-- begin Data excerpts --

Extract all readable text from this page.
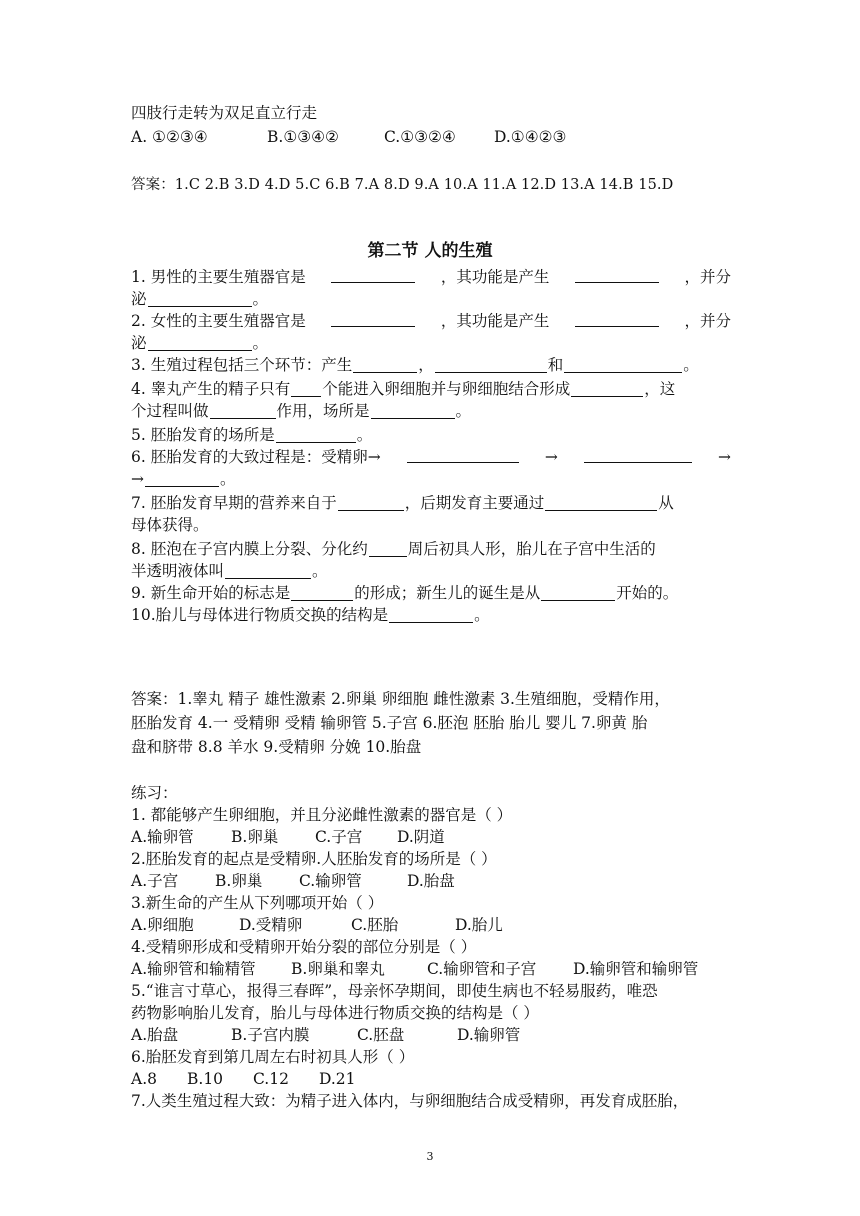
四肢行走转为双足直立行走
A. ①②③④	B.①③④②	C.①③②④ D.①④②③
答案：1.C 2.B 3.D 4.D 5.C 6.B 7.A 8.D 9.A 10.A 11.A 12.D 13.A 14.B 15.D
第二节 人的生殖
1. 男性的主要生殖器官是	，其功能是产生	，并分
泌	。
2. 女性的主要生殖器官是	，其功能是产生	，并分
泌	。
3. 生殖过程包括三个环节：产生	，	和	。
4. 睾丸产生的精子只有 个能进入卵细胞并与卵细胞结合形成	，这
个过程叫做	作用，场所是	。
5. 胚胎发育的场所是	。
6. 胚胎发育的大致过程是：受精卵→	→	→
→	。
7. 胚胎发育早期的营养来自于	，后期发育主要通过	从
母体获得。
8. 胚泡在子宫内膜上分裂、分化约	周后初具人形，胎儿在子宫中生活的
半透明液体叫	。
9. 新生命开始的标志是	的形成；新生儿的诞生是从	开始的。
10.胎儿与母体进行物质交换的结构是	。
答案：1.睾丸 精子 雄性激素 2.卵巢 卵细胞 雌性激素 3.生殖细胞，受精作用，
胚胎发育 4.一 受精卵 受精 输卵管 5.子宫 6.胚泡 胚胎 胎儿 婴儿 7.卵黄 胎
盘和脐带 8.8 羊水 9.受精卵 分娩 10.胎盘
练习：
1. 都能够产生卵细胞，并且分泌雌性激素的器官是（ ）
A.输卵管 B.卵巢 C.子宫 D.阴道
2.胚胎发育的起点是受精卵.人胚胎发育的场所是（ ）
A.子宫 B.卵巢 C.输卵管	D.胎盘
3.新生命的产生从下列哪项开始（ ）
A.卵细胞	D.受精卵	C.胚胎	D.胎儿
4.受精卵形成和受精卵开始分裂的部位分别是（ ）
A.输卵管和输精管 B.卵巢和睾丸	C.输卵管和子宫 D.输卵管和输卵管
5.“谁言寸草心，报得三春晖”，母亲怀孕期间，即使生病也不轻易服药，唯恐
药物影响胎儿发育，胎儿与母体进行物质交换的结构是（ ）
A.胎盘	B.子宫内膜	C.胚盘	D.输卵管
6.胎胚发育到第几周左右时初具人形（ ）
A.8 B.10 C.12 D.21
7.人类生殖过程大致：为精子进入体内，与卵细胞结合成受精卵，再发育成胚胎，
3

-- end Data excerpts --
-- begin Data excerpts --

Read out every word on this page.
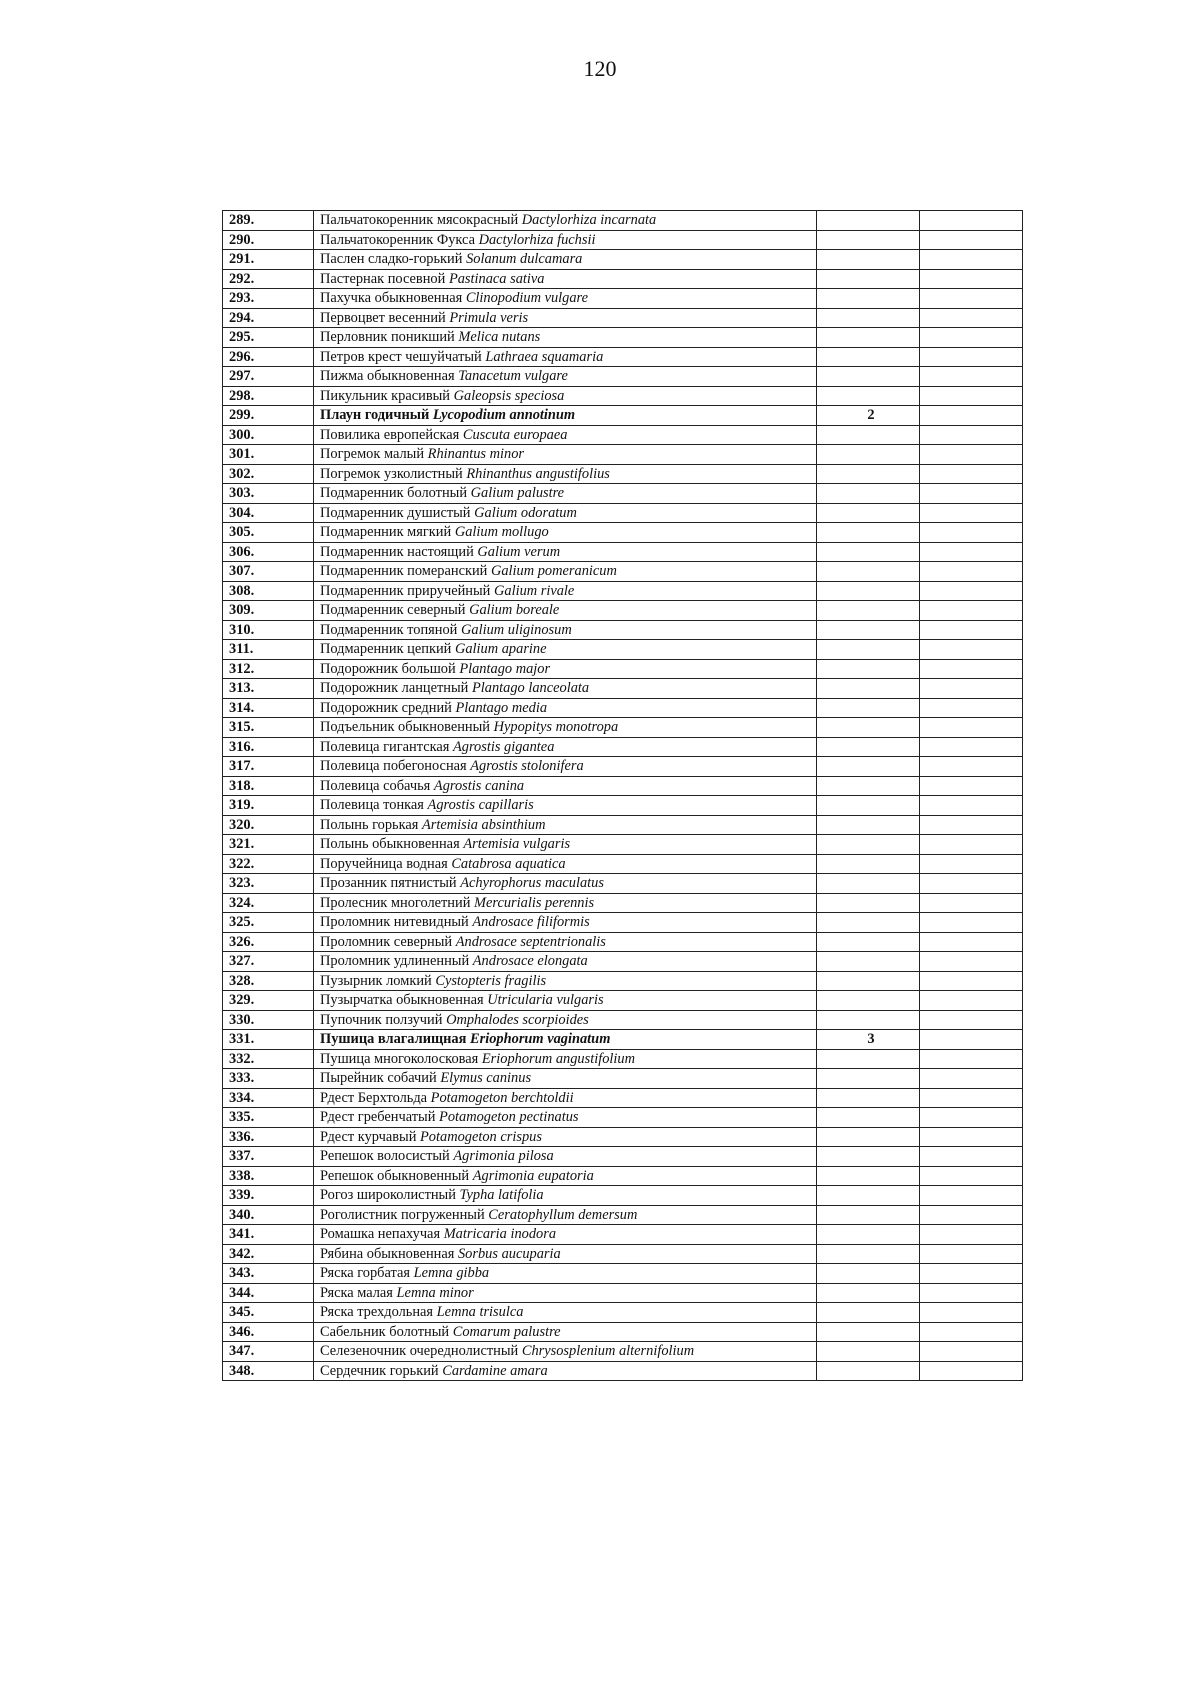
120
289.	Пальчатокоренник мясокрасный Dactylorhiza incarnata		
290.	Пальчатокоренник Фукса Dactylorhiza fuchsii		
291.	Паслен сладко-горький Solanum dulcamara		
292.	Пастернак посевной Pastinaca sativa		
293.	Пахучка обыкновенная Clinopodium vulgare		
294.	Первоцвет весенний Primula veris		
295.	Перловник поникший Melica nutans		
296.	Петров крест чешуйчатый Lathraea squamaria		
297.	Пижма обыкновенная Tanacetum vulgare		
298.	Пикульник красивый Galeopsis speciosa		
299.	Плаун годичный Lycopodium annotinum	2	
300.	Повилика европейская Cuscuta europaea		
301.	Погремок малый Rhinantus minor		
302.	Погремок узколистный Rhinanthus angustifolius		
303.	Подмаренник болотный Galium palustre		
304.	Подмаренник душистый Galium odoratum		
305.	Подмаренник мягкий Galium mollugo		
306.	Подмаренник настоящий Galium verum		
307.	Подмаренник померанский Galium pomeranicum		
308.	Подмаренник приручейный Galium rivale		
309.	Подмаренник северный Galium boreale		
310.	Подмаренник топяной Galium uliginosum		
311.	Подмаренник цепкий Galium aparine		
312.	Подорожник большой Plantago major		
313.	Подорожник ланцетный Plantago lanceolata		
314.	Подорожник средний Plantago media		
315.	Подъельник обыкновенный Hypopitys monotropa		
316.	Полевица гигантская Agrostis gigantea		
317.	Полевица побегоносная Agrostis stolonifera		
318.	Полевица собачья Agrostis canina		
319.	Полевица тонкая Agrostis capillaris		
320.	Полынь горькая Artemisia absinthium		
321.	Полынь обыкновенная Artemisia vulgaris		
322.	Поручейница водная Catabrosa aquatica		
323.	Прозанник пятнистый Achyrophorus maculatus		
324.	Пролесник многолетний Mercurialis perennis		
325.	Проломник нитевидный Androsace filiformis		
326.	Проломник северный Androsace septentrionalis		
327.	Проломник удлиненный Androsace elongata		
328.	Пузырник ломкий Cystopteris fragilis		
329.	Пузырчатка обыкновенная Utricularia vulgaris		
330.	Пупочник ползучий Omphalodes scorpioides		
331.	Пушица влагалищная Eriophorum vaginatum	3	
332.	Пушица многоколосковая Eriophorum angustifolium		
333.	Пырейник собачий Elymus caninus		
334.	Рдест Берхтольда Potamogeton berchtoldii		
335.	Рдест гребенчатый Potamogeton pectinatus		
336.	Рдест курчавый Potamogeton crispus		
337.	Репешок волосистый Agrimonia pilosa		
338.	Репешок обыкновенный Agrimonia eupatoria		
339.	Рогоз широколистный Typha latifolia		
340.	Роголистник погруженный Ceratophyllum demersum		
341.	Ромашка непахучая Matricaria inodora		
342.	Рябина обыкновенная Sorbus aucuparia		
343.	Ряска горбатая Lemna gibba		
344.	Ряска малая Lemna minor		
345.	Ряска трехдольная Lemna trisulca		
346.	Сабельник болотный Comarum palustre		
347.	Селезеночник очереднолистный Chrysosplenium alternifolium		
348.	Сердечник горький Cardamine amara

-- end Data excerpts --
-- begin Data excerpts --

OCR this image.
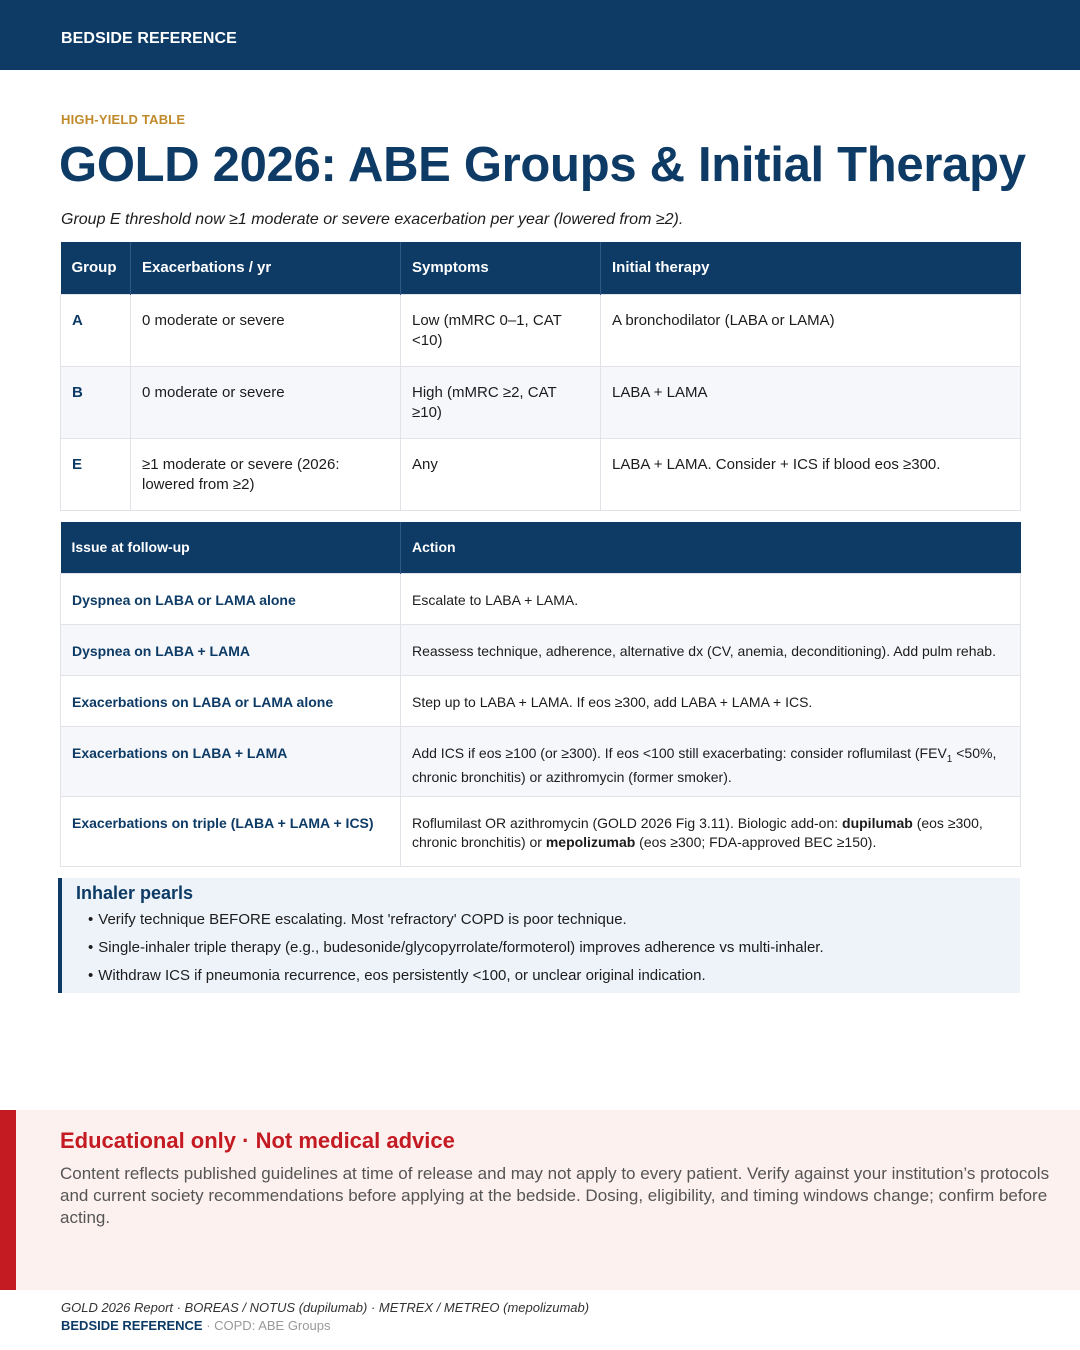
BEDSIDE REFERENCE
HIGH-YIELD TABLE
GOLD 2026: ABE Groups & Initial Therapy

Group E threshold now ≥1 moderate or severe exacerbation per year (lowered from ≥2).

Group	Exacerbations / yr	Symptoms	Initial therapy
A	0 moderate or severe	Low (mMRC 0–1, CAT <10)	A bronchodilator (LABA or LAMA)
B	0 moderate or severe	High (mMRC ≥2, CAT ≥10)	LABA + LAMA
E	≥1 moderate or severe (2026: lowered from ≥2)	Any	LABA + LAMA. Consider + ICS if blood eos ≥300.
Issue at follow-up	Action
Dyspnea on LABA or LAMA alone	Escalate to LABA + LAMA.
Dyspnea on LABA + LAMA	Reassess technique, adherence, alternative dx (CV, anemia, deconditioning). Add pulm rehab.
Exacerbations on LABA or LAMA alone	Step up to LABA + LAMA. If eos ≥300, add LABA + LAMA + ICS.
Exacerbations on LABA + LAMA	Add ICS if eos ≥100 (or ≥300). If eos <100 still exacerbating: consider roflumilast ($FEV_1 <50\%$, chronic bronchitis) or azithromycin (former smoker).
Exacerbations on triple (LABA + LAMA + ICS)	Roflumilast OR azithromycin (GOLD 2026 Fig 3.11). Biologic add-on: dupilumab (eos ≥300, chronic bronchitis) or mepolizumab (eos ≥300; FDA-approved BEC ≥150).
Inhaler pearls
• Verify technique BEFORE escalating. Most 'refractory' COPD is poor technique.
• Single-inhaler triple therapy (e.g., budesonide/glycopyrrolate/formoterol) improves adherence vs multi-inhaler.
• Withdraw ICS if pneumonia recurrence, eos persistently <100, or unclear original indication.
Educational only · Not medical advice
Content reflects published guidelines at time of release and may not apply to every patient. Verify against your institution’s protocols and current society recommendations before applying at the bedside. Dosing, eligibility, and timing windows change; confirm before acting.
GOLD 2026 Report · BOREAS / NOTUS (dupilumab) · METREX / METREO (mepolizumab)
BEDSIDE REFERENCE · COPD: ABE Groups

-- end Data excerpts --

### Aim of the task
Take each line of the material that contains the word "Eriophorum" and list it.

### Result for this task
331.	Пушица влагалищная Eriophorum vaginatum	3	
332.	Пушица многоколосковая Eriophorum angustifolium		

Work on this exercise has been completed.